# WHAT IS REQUIRED
Would you retype all of these records exactly?

# RECORDS FOR THE TASK
════════════════════
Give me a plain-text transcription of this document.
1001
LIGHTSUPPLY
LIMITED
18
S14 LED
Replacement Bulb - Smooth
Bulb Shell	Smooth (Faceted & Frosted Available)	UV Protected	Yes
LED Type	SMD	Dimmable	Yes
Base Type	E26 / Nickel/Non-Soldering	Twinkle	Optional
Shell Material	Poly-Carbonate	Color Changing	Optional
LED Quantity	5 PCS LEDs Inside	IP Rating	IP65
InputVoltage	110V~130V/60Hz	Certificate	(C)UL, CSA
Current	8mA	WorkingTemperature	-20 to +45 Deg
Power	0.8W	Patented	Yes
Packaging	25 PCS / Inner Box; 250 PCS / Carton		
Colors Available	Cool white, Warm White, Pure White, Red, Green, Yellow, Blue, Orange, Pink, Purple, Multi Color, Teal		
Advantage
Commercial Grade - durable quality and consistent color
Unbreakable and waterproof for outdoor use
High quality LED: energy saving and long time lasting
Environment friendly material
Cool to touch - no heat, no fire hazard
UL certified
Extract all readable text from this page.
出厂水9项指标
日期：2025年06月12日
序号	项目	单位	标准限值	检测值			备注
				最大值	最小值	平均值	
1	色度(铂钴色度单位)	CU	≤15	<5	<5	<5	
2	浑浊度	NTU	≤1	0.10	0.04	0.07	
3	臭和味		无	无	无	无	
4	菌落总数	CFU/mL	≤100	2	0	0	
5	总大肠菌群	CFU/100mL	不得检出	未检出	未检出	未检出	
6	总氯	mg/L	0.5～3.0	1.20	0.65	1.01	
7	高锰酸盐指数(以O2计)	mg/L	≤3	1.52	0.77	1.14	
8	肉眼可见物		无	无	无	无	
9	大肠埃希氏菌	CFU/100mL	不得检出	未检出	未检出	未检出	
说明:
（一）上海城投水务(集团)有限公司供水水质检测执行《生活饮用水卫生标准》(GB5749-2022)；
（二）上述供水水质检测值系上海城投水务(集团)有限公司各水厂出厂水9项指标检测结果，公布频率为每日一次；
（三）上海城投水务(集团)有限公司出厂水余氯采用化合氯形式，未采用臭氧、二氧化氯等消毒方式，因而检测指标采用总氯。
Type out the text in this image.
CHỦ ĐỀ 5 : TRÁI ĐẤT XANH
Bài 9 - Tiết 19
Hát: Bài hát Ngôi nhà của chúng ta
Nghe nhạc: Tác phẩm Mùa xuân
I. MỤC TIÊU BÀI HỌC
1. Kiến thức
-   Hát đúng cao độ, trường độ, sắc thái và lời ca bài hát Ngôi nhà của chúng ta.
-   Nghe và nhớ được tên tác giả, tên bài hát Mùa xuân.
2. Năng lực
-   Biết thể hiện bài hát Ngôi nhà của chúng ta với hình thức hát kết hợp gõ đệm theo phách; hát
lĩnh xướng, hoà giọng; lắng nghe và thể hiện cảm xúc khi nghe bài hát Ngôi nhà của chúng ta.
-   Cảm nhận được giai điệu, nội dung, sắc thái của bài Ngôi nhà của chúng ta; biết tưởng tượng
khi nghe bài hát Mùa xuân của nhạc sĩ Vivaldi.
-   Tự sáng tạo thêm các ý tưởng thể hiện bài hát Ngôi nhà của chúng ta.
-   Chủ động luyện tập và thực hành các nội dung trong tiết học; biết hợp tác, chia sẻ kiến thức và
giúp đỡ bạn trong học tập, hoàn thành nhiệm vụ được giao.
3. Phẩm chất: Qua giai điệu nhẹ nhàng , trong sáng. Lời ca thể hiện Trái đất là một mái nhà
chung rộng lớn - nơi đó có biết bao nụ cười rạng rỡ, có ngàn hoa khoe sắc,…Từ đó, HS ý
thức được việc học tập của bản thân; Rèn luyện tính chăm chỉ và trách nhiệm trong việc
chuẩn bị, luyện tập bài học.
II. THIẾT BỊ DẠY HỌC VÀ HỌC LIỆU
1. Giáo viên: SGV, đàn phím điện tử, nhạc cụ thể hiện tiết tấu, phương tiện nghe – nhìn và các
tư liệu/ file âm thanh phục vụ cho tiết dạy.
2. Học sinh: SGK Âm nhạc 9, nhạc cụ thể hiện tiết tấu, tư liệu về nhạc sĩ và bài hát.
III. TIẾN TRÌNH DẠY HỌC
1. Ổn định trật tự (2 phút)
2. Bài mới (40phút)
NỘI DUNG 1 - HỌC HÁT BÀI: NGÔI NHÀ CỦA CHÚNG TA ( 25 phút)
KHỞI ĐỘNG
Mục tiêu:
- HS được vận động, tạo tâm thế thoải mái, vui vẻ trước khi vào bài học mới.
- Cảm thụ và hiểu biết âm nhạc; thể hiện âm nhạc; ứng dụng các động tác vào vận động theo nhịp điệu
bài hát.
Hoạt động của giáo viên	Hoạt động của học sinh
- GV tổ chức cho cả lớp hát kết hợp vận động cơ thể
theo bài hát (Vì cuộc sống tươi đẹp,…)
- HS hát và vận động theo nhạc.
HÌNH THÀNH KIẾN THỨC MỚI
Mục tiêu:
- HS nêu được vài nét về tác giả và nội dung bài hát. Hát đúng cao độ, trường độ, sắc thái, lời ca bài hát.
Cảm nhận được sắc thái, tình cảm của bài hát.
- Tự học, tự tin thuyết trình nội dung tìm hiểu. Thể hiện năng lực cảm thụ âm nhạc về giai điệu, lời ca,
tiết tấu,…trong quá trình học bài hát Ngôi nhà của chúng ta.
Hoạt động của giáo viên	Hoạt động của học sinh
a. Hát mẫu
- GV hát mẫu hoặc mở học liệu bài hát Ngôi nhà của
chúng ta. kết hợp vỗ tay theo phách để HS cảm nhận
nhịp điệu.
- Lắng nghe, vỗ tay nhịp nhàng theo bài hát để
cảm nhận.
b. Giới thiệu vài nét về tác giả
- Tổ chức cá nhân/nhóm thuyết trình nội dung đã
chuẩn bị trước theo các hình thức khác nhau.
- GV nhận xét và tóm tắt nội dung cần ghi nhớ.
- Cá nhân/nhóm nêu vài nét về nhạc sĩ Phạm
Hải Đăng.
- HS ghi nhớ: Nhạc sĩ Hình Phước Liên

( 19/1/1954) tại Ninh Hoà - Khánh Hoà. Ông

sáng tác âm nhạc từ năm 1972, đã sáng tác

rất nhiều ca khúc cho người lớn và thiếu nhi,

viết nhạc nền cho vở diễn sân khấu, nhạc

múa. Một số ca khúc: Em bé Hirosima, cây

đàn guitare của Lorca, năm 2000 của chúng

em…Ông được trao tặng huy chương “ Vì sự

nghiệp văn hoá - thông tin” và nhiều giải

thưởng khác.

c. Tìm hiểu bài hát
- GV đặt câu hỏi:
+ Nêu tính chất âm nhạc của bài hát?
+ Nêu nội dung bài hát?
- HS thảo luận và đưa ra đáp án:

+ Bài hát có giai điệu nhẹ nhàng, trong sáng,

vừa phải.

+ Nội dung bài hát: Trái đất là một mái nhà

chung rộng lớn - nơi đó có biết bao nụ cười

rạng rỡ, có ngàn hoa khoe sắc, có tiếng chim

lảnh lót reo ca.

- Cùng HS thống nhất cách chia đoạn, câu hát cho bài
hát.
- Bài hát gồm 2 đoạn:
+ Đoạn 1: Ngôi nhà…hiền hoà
════════════════════
# TASK ANSWER
Give me a plain-text transcription of this document.
1001
LIGHTSUPPLY
LIMITED
18
S14 LED
Replacement Bulb - Smooth
Bulb Shell	Smooth (Faceted & Frosted Available)	UV Protected	Yes
LED Type	SMD	Dimmable	Yes
Base Type	E26 / Nickel/Non-Soldering	Twinkle	Optional
Shell Material	Poly-Carbonate	Color Changing	Optional
LED Quantity	5 PCS LEDs Inside	IP Rating	IP65
InputVoltage	110V~130V/60Hz	Certificate	(C)UL, CSA
Current	8mA	WorkingTemperature	-20 to +45 Deg
Power	0.8W	Patented	Yes
Packaging	25 PCS / Inner Box; 250 PCS / Carton		
Colors Available	Cool white, Warm White, Pure White, Red, Green, Yellow, Blue, Orange, Pink, Purple, Multi Color, Teal		
Advantage
Commercial Grade - durable quality and consistent color
Unbreakable and waterproof for outdoor use
High quality LED: energy saving and long time lasting
Environment friendly material
Cool to touch - no heat, no fire hazard
UL certified
Extract all readable text from this page.
出厂水9项指标
日期：2025年06月12日
序号	项目	单位	标准限值	检测值			备注
				最大值	最小值	平均值	
1	色度(铂钴色度单位)	CU	≤15	<5	<5	<5	
2	浑浊度	NTU	≤1	0.10	0.04	0.07	
3	臭和味		无	无	无	无	
4	菌落总数	CFU/mL	≤100	2	0	0	
5	总大肠菌群	CFU/100mL	不得检出	未检出	未检出	未检出	
6	总氯	mg/L	0.5～3.0	1.20	0.65	1.01	
7	高锰酸盐指数(以O2计)	mg/L	≤3	1.52	0.77	1.14	
8	肉眼可见物		无	无	无	无	
9	大肠埃希氏菌	CFU/100mL	不得检出	未检出	未检出	未检出	
说明:
（一）上海城投水务(集团)有限公司供水水质检测执行《生活饮用水卫生标准》(GB5749-2022)；
（二）上述供水水质检测值系上海城投水务(集团)有限公司各水厂出厂水9项指标检测结果，公布频率为每日一次；
（三）上海城投水务(集团)有限公司出厂水余氯采用化合氯形式，未采用臭氧、二氧化氯等消毒方式，因而检测指标采用总氯。
Type out the text in this image.
CHỦ ĐỀ 5 : TRÁI ĐẤT XANH
Bài 9 - Tiết 19
Hát: Bài hát Ngôi nhà của chúng ta
Nghe nhạc: Tác phẩm Mùa xuân
I. MỤC TIÊU BÀI HỌC
1. Kiến thức
-   Hát đúng cao độ, trường độ, sắc thái và lời ca bài hát Ngôi nhà của chúng ta.
-   Nghe và nhớ được tên tác giả, tên bài hát Mùa xuân.
2. Năng lực
-   Biết thể hiện bài hát Ngôi nhà của chúng ta với hình thức hát kết hợp gõ đệm theo phách; hát
lĩnh xướng, hoà giọng; lắng nghe và thể hiện cảm xúc khi nghe bài hát Ngôi nhà của chúng ta.
-   Cảm nhận được giai điệu, nội dung, sắc thái của bài Ngôi nhà của chúng ta; biết tưởng tượng
khi nghe bài hát Mùa xuân của nhạc sĩ Vivaldi.
-   Tự sáng tạo thêm các ý tưởng thể hiện bài hát Ngôi nhà của chúng ta.
-   Chủ động luyện tập và thực hành các nội dung trong tiết học; biết hợp tác, chia sẻ kiến thức và
giúp đỡ bạn trong học tập, hoàn thành nhiệm vụ được giao.
3. Phẩm chất: Qua giai điệu nhẹ nhàng , trong sáng. Lời ca thể hiện Trái đất là một mái nhà
chung rộng lớn - nơi đó có biết bao nụ cười rạng rỡ, có ngàn hoa khoe sắc,…Từ đó, HS ý
thức được việc học tập của bản thân; Rèn luyện tính chăm chỉ và trách nhiệm trong việc
chuẩn bị, luyện tập bài học.
II. THIẾT BỊ DẠY HỌC VÀ HỌC LIỆU
1. Giáo viên: SGV, đàn phím điện tử, nhạc cụ thể hiện tiết tấu, phương tiện nghe – nhìn và các
tư liệu/ file âm thanh phục vụ cho tiết dạy.
2. Học sinh: SGK Âm nhạc 9, nhạc cụ thể hiện tiết tấu, tư liệu về nhạc sĩ và bài hát.
III. TIẾN TRÌNH DẠY HỌC
1. Ổn định trật tự (2 phút)
2. Bài mới (40phút)
NỘI DUNG 1 - HỌC HÁT BÀI: NGÔI NHÀ CỦA CHÚNG TA ( 25 phút)
KHỞI ĐỘNG
Mục tiêu:
- HS được vận động, tạo tâm thế thoải mái, vui vẻ trước khi vào bài học mới.
- Cảm thụ và hiểu biết âm nhạc; thể hiện âm nhạc; ứng dụng các động tác vào vận động theo nhịp điệu
bài hát.
Hoạt động của giáo viên	Hoạt động của học sinh
- GV tổ chức cho cả lớp hát kết hợp vận động cơ thể
theo bài hát (Vì cuộc sống tươi đẹp,…)
- HS hát và vận động theo nhạc.
HÌNH THÀNH KIẾN THỨC MỚI
Mục tiêu:
- HS nêu được vài nét về tác giả và nội dung bài hát. Hát đúng cao độ, trường độ, sắc thái, lời ca bài hát.
Cảm nhận được sắc thái, tình cảm của bài hát.
- Tự học, tự tin thuyết trình nội dung tìm hiểu. Thể hiện năng lực cảm thụ âm nhạc về giai điệu, lời ca,
tiết tấu,…trong quá trình học bài hát Ngôi nhà của chúng ta.
Hoạt động của giáo viên	Hoạt động của học sinh
a. Hát mẫu
- GV hát mẫu hoặc mở học liệu bài hát Ngôi nhà của
chúng ta. kết hợp vỗ tay theo phách để HS cảm nhận
nhịp điệu.
- Lắng nghe, vỗ tay nhịp nhàng theo bài hát để
cảm nhận.
b. Giới thiệu vài nét về tác giả
- Tổ chức cá nhân/nhóm thuyết trình nội dung đã
chuẩn bị trước theo các hình thức khác nhau.
- GV nhận xét và tóm tắt nội dung cần ghi nhớ.
- Cá nhân/nhóm nêu vài nét về nhạc sĩ Phạm
Hải Đăng.
- HS ghi nhớ: Nhạc sĩ Hình Phước Liên

( 19/1/1954) tại Ninh Hoà - Khánh Hoà. Ông

sáng tác âm nhạc từ năm 1972, đã sáng tác

rất nhiều ca khúc cho người lớn và thiếu nhi,

viết nhạc nền cho vở diễn sân khấu, nhạc

múa. Một số ca khúc: Em bé Hirosima, cây

đàn guitare của Lorca, năm 2000 của chúng

em…Ông được trao tặng huy chương “ Vì sự

nghiệp văn hoá - thông tin” và nhiều giải

thưởng khác.

c. Tìm hiểu bài hát
- GV đặt câu hỏi:
+ Nêu tính chất âm nhạc của bài hát?
+ Nêu nội dung bài hát?
- HS thảo luận và đưa ra đáp án:

+ Bài hát có giai điệu nhẹ nhàng, trong sáng,

vừa phải.

+ Nội dung bài hát: Trái đất là một mái nhà

chung rộng lớn - nơi đó có biết bao nụ cười

rạng rỡ, có ngàn hoa khoe sắc, có tiếng chim

lảnh lót reo ca.

- Cùng HS thống nhất cách chia đoạn, câu hát cho bài
hát.
- Bài hát gồm 2 đoạn:
+ Đoạn 1: Ngôi nhà…hiền hoà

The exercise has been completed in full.